[Yapılacak İşler]
(1) Basın yayınları ve gösteri hakkı üzerine yazılan metne göre, haklarında soruşturma açılan sanıklar ne zamana kadar suç isnadı altında tutulamaz?
(2) Basın yayınları ve gösteri hakkı üzerine yazılan metni son cümlesinden sonra sürdürünüz.

[Belge Alıntısı]
= = = = = = =

Oysa herkes bilir, hukukun genel kuralları arasındadır, haklarında soruşturma açılan sanıklar, muhakeme edilip haklarında “kesin hüküm” verilinceye kadar “suç isnadı” altında tutulamaz.

Haklarında “suçludur”, “suçu şudur, budur” diye yayın yapılamaz. Ama işte, malum, “iktidar yanlısı gazete” olmayı kabul etmiş olan gazetelerin, yayınlarında “yasalara, kurallara uymak” diye bir şarta uymaları gerekmiyor.

***

Bazı gazeteler de Ekrem İmamoğlu’na ve onunla birlikte tutuklananlara verilen “halk desteği” için CHP’yi suçluyorlar. AKP sözcülerinin açıklamalarından aldıkları ilhamla, “Sokak çağrıları şuursuzluktur”, “Sokak terörüne kucak açtılar” diye manşetler yayımlamışlar.

O manşetler de anayasamızın çeşitli maddelerine aykırı: Bir kere, son günlerde, yurdun birçok yerinde yapılan gösteriler, anayasamızda belirtilen temel hak ve hürriyetlerden biridir: “Toplantı ve gösteri yürüyüşü yapmak ve gösteriler için çağrı yapmak özgürlüğünü” de içerir. Herkesin doğumlarıyla birlikte kazandığı “insan hak ve özgürlükleri” arasındadır. O hak ve özgürlüklerin kullanılmasıyla ilgili yasal düzenlemeler, o hak ve “özgürlüklerin özü”ne dokunamaz.

= = = = = = =

[Sağlanan Materyal]
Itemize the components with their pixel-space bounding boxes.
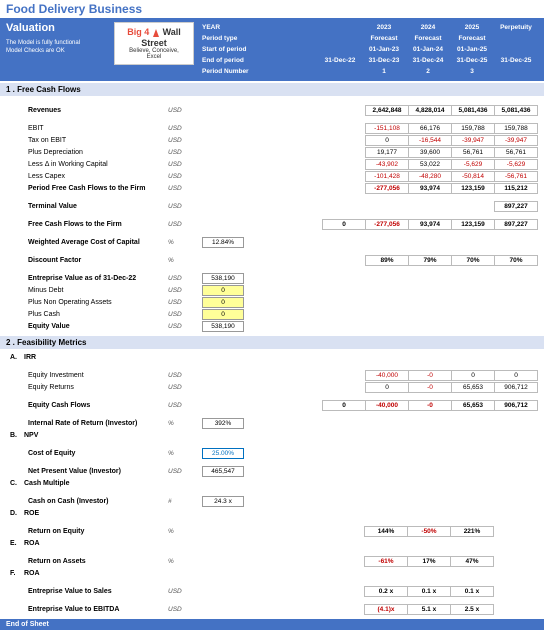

= = = = = = =

[Çözülmüş Görevler]
(1) Muhakeme edilip haklarında kesin hüküm verilinceye kadar.

(2)
Bunlar, gerçekten demokratik ülkelerde ve insan haklarıyla ilgili kuralları kabul etmiş olan uluslararası kuruluşların hepsinde yürürlükte olan kurallar arasındadır. Bizdeki durum da öyledir. Anayasal mevzuatımıza, 1961 Anayasası’yla girmiş ve daha sonraki yönetimler sırasında özü ve amacı değişmemiş maddeler halinde yürürlüktedirler.

O hak ve özgürlüklerin kullanılması sırasında suç işlendiği gibi, kanıtsız iddialar öne sürülerek o etkinliklere karşı çıkmak yerine, onlara katılanların tepkilerine kulak vermek, politikacılar başta olmak üzere, tüm gözlemciler için daha “şuurlu” bir tavır olur.

***

Halkımızın istediği şey belliydi. Bir seçim isteniyordu. Tabii, demokrasinin kurallarına, yasalarına, gereklerine uygun bir seçim. Ülkemizde, siyasette, ekonomide, eğitimde ve -saymakla bitmez- toplumsal hayatın her alanındaki zorluklar, buhranlar, çıkmaz sokaklar meydanda. Durumu mümkün olduğu kadar düzeltmeye çalışacak yeni bir iktidar istiyordu halk. O seçime, bugünkü muhalefet partileri gibi, iktidar partileri de katılabilirlerdi. Kendilerini yenileyebilirlerdi ve gerçekten yenilendiklerine halkımızı inandırabilirlerse onların da sonuç alma şansı artabilirdi.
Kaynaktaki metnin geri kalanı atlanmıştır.